What is expected: Examine the entries below, count the lines holding the string "lóðina", and respond with the number only.

+===+

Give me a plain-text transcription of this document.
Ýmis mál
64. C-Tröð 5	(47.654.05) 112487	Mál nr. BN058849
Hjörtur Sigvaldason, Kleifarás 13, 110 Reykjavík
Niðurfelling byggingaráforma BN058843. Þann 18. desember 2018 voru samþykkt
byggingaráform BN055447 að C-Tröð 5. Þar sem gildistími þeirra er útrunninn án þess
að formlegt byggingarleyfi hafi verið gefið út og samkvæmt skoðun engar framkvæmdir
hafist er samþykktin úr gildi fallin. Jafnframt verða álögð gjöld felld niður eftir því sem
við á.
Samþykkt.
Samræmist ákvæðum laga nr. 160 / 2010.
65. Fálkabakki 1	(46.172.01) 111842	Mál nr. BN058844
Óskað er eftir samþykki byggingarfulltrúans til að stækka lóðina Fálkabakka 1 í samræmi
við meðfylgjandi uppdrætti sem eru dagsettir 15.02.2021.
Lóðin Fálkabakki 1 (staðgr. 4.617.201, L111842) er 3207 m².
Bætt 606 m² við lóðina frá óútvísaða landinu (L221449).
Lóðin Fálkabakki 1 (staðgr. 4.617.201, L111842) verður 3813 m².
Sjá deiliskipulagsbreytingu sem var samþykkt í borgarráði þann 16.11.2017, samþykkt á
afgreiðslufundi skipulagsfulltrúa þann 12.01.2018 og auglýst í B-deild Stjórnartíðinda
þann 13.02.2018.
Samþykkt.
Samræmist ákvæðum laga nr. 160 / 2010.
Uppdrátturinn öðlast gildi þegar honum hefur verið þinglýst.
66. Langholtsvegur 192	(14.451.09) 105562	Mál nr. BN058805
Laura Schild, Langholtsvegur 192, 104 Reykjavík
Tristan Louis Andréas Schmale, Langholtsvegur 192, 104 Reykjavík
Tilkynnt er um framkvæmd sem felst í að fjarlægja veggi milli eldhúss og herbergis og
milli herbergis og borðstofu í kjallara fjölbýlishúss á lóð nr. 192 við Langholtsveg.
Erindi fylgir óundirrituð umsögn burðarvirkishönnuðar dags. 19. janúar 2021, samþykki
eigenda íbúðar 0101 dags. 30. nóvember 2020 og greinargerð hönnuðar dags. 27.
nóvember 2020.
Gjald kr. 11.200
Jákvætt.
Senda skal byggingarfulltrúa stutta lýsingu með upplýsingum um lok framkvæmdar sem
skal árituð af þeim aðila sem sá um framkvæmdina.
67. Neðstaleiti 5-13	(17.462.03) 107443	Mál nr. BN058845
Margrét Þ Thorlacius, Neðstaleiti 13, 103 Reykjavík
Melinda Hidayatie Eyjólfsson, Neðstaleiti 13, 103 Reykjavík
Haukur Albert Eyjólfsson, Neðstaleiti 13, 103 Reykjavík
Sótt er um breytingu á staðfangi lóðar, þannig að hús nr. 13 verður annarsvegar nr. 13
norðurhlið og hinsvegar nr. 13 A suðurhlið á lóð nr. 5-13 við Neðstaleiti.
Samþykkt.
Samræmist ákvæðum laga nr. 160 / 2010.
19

+===+

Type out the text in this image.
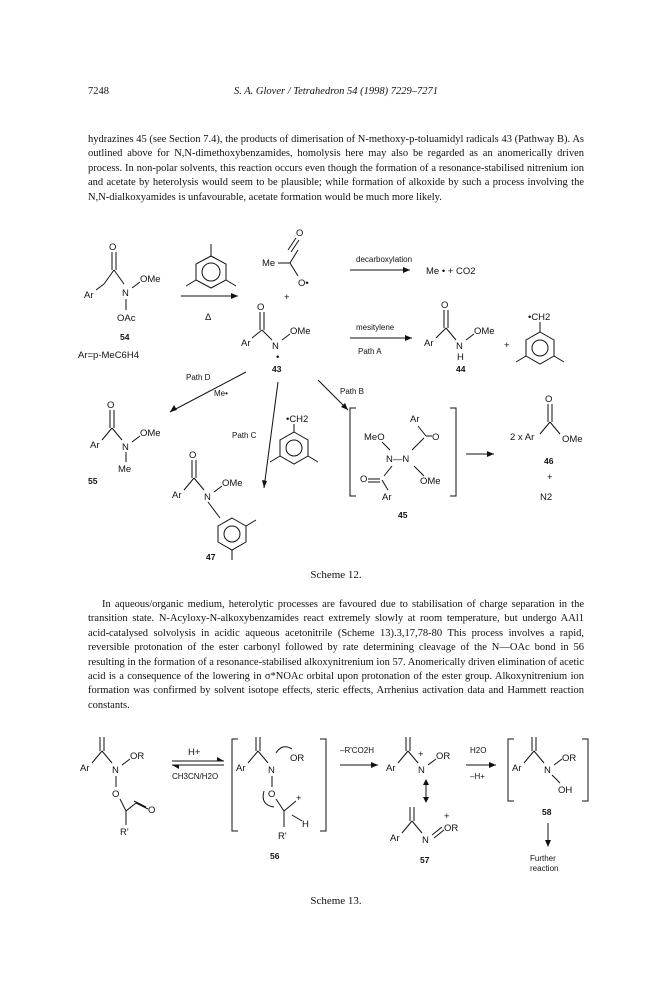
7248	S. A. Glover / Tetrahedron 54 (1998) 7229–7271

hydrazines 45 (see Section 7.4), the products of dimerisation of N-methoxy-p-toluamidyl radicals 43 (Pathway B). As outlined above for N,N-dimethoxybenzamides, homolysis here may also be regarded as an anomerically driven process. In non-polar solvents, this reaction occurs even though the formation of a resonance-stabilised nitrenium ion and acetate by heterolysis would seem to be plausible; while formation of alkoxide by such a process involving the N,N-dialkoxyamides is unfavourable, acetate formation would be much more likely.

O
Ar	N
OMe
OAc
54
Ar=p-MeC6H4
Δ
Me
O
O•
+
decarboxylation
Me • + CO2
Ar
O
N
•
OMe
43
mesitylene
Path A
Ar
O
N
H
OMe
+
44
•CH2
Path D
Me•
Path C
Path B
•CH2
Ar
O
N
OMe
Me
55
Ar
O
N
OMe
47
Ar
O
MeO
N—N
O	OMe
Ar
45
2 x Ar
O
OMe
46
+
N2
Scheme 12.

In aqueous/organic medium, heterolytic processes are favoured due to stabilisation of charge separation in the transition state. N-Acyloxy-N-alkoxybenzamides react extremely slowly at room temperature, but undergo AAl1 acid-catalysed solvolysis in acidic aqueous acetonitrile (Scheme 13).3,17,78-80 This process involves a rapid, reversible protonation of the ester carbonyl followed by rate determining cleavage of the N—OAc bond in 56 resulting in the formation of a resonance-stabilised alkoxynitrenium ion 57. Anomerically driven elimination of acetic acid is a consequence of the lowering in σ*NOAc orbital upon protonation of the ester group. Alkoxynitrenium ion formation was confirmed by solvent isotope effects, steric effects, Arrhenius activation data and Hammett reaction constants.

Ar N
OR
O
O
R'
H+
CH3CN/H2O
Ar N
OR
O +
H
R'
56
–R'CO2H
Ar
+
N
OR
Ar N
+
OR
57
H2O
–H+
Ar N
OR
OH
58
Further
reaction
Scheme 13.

+===+

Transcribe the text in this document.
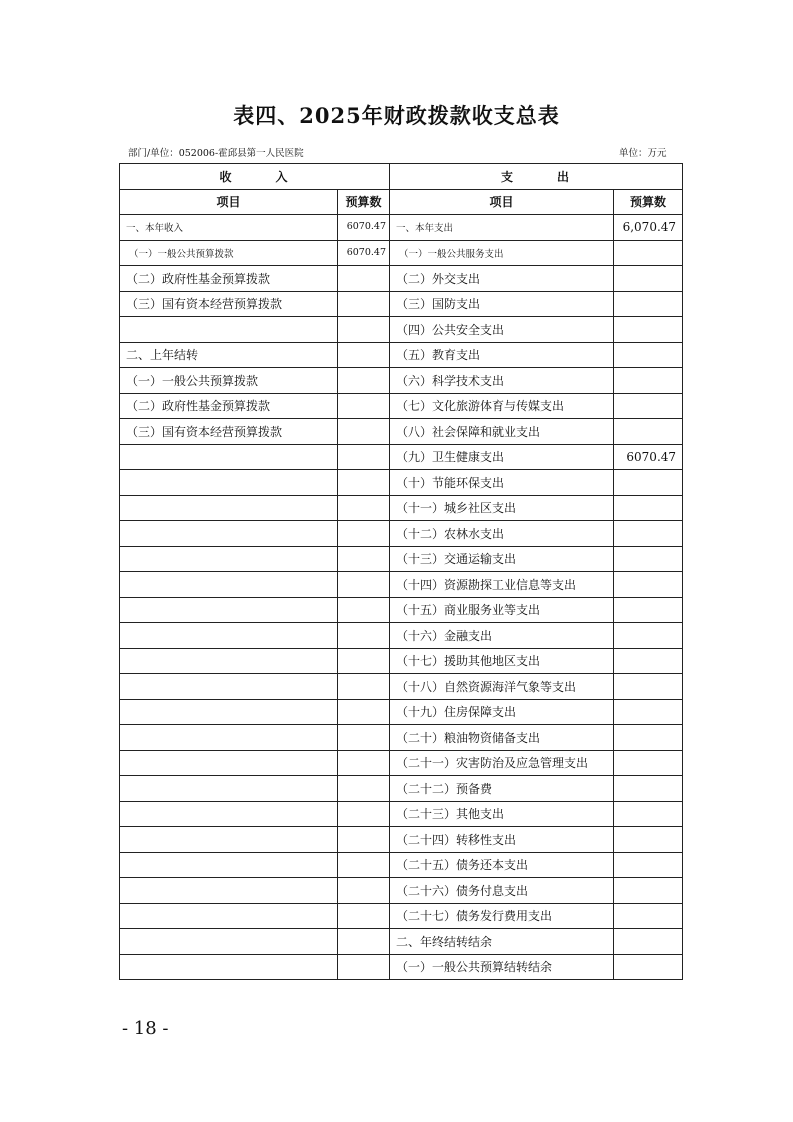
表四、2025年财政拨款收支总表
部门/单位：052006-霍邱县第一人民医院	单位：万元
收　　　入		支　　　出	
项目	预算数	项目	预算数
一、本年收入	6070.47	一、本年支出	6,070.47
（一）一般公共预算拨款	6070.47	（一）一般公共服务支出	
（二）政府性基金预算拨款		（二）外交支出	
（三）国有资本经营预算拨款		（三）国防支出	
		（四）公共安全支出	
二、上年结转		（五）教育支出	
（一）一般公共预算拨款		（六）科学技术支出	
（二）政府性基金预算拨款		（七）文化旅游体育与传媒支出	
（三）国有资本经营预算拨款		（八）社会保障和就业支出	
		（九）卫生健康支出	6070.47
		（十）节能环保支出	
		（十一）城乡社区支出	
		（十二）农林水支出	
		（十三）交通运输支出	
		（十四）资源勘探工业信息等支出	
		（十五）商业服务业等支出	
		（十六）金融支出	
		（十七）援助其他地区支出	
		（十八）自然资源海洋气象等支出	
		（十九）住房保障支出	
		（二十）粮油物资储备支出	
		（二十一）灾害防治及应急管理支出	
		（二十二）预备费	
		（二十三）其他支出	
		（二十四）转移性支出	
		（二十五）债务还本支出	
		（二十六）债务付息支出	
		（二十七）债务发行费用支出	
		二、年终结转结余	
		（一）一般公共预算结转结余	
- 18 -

+===+

Exercise output: 2